(Data extracted from a collection)
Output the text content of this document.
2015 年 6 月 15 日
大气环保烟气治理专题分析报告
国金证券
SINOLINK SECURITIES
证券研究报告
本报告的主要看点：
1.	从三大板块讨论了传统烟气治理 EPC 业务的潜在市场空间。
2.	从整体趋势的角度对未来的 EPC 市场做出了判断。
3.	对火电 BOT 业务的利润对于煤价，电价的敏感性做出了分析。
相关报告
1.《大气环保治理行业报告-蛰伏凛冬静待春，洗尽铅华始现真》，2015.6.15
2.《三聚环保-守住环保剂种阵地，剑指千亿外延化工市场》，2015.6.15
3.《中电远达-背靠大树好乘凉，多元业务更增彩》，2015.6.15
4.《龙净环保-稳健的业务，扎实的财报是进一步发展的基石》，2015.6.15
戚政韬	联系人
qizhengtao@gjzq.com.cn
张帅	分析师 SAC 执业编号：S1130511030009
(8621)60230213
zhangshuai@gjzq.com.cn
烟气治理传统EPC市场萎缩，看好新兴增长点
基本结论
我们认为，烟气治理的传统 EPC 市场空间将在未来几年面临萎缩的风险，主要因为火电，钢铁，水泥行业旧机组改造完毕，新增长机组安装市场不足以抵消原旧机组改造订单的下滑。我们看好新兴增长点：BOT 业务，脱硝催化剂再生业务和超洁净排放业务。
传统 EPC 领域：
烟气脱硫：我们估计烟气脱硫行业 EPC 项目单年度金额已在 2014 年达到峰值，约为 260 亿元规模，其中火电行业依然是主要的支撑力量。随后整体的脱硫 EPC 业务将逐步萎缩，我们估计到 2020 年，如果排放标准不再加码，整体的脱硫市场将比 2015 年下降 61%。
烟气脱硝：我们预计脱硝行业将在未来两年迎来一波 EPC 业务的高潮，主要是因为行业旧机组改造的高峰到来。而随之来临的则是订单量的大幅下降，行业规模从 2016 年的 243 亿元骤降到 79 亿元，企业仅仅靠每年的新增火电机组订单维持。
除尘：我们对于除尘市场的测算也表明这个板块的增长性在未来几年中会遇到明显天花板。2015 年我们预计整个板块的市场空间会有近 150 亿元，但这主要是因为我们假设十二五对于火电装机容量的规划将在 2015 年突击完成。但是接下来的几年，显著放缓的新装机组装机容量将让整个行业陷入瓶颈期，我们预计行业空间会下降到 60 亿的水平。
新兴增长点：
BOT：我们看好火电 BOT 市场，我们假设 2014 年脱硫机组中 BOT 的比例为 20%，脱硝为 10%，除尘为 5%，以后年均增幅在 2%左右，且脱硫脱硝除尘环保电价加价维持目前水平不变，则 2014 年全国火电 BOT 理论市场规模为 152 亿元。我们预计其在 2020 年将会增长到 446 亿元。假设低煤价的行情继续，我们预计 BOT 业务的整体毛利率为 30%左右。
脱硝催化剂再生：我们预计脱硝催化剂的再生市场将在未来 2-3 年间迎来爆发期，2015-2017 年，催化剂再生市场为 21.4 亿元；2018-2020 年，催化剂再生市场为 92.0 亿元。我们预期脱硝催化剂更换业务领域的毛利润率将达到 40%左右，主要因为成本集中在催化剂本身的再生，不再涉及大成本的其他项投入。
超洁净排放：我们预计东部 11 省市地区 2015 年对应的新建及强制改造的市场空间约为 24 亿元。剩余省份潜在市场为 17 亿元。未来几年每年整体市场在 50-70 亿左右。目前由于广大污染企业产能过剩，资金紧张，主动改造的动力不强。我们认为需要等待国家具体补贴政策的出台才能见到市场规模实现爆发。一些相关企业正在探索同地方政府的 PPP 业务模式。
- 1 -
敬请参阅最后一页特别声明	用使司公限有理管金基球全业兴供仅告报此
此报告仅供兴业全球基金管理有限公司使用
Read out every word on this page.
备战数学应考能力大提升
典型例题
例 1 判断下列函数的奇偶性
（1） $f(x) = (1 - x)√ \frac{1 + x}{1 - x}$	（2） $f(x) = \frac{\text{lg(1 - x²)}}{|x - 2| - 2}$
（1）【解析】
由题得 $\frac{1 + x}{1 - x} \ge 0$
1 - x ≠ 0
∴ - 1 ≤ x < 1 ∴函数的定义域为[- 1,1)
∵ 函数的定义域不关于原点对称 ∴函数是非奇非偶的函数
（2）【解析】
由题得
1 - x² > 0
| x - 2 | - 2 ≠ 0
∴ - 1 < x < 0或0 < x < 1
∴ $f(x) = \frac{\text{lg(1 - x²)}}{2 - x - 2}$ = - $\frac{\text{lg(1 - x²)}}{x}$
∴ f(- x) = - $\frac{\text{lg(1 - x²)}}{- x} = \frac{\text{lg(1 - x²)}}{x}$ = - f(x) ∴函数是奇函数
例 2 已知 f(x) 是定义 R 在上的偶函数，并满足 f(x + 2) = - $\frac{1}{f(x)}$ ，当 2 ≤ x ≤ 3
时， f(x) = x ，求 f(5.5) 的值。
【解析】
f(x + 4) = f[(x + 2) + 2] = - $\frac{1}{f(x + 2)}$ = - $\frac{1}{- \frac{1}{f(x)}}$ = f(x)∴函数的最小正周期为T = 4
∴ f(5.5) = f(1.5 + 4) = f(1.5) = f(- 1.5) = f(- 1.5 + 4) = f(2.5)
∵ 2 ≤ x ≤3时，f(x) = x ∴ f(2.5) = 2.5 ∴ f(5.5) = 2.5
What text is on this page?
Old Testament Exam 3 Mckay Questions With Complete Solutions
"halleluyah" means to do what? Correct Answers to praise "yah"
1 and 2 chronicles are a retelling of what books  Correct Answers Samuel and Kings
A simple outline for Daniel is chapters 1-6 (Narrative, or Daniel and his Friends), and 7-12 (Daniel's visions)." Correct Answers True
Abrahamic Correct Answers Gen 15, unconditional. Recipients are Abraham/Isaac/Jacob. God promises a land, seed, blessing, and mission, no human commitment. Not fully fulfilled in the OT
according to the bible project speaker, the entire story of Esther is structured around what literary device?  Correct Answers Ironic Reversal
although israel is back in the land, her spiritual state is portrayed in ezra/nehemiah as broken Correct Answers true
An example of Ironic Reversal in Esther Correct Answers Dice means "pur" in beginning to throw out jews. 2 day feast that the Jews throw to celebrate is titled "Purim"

## Your goal
Retype the material in full, character for character.

## Task answer
Output the text content of this document.
2015 年 6 月 15 日
大气环保烟气治理专题分析报告
国金证券
SINOLINK SECURITIES
证券研究报告
本报告的主要看点：
1.	从三大板块讨论了传统烟气治理 EPC 业务的潜在市场空间。
2.	从整体趋势的角度对未来的 EPC 市场做出了判断。
3.	对火电 BOT 业务的利润对于煤价，电价的敏感性做出了分析。
相关报告
1.《大气环保治理行业报告-蛰伏凛冬静待春，洗尽铅华始现真》，2015.6.15
2.《三聚环保-守住环保剂种阵地，剑指千亿外延化工市场》，2015.6.15
3.《中电远达-背靠大树好乘凉，多元业务更增彩》，2015.6.15
4.《龙净环保-稳健的业务，扎实的财报是进一步发展的基石》，2015.6.15
戚政韬	联系人
qizhengtao@gjzq.com.cn
张帅	分析师 SAC 执业编号：S1130511030009
(8621)60230213
zhangshuai@gjzq.com.cn
烟气治理传统EPC市场萎缩，看好新兴增长点
基本结论
我们认为，烟气治理的传统 EPC 市场空间将在未来几年面临萎缩的风险，主要因为火电，钢铁，水泥行业旧机组改造完毕，新增长机组安装市场不足以抵消原旧机组改造订单的下滑。我们看好新兴增长点：BOT 业务，脱硝催化剂再生业务和超洁净排放业务。
传统 EPC 领域：
烟气脱硫：我们估计烟气脱硫行业 EPC 项目单年度金额已在 2014 年达到峰值，约为 260 亿元规模，其中火电行业依然是主要的支撑力量。随后整体的脱硫 EPC 业务将逐步萎缩，我们估计到 2020 年，如果排放标准不再加码，整体的脱硫市场将比 2015 年下降 61%。
烟气脱硝：我们预计脱硝行业将在未来两年迎来一波 EPC 业务的高潮，主要是因为行业旧机组改造的高峰到来。而随之来临的则是订单量的大幅下降，行业规模从 2016 年的 243 亿元骤降到 79 亿元，企业仅仅靠每年的新增火电机组订单维持。
除尘：我们对于除尘市场的测算也表明这个板块的增长性在未来几年中会遇到明显天花板。2015 年我们预计整个板块的市场空间会有近 150 亿元，但这主要是因为我们假设十二五对于火电装机容量的规划将在 2015 年突击完成。但是接下来的几年，显著放缓的新装机组装机容量将让整个行业陷入瓶颈期，我们预计行业空间会下降到 60 亿的水平。
新兴增长点：
BOT：我们看好火电 BOT 市场，我们假设 2014 年脱硫机组中 BOT 的比例为 20%，脱硝为 10%，除尘为 5%，以后年均增幅在 2%左右，且脱硫脱硝除尘环保电价加价维持目前水平不变，则 2014 年全国火电 BOT 理论市场规模为 152 亿元。我们预计其在 2020 年将会增长到 446 亿元。假设低煤价的行情继续，我们预计 BOT 业务的整体毛利率为 30%左右。
脱硝催化剂再生：我们预计脱硝催化剂的再生市场将在未来 2-3 年间迎来爆发期，2015-2017 年，催化剂再生市场为 21.4 亿元；2018-2020 年，催化剂再生市场为 92.0 亿元。我们预期脱硝催化剂更换业务领域的毛利润率将达到 40%左右，主要因为成本集中在催化剂本身的再生，不再涉及大成本的其他项投入。
超洁净排放：我们预计东部 11 省市地区 2015 年对应的新建及强制改造的市场空间约为 24 亿元。剩余省份潜在市场为 17 亿元。未来几年每年整体市场在 50-70 亿左右。目前由于广大污染企业产能过剩，资金紧张，主动改造的动力不强。我们认为需要等待国家具体补贴政策的出台才能见到市场规模实现爆发。一些相关企业正在探索同地方政府的 PPP 业务模式。
- 1 -
敬请参阅最后一页特别声明	用使司公限有理管金基球全业兴供仅告报此
此报告仅供兴业全球基金管理有限公司使用
Read out every word on this page.
备战数学应考能力大提升
典型例题
例 1 判断下列函数的奇偶性
（1） $f(x) = (1 - x)√ \frac{1 + x}{1 - x}$	（2） $f(x) = \frac{\text{lg(1 - x²)}}{|x - 2| - 2}$
（1）【解析】
由题得 $\frac{1 + x}{1 - x} \ge 0$
1 - x ≠ 0
∴ - 1 ≤ x < 1 ∴函数的定义域为[- 1,1)
∵ 函数的定义域不关于原点对称 ∴函数是非奇非偶的函数
（2）【解析】
由题得
1 - x² > 0
| x - 2 | - 2 ≠ 0
∴ - 1 < x < 0或0 < x < 1
∴ $f(x) = \frac{\text{lg(1 - x²)}}{2 - x - 2}$ = - $\frac{\text{lg(1 - x²)}}{x}$
∴ f(- x) = - $\frac{\text{lg(1 - x²)}}{- x} = \frac{\text{lg(1 - x²)}}{x}$ = - f(x) ∴函数是奇函数
例 2 已知 f(x) 是定义 R 在上的偶函数，并满足 f(x + 2) = - $\frac{1}{f(x)}$ ，当 2 ≤ x ≤ 3
时， f(x) = x ，求 f(5.5) 的值。
【解析】
f(x + 4) = f[(x + 2) + 2] = - $\frac{1}{f(x + 2)}$ = - $\frac{1}{- \frac{1}{f(x)}}$ = f(x)∴函数的最小正周期为T = 4
∴ f(5.5) = f(1.5 + 4) = f(1.5) = f(- 1.5) = f(- 1.5 + 4) = f(2.5)
∵ 2 ≤ x ≤3时，f(x) = x ∴ f(2.5) = 2.5 ∴ f(5.5) = 2.5
What text is on this page?
Old Testament Exam 3 Mckay Questions With Complete Solutions
"halleluyah" means to do what? Correct Answers to praise "yah"
1 and 2 chronicles are a retelling of what books  Correct Answers Samuel and Kings
A simple outline for Daniel is chapters 1-6 (Narrative, or Daniel and his Friends), and 7-12 (Daniel's visions)." Correct Answers True
Abrahamic Correct Answers Gen 15, unconditional. Recipients are Abraham/Isaac/Jacob. God promises a land, seed, blessing, and mission, no human commitment. Not fully fulfilled in the OT
according to the bible project speaker, the entire story of Esther is structured around what literary device?  Correct Answers Ironic Reversal
although israel is back in the land, her spiritual state is portrayed in ezra/nehemiah as broken Correct Answers true
An example of Ironic Reversal in Esther Correct Answers Dice means "pur" in beginning to throw out jews. 2 day feast that the Jews throw to celebrate is titled "Purim"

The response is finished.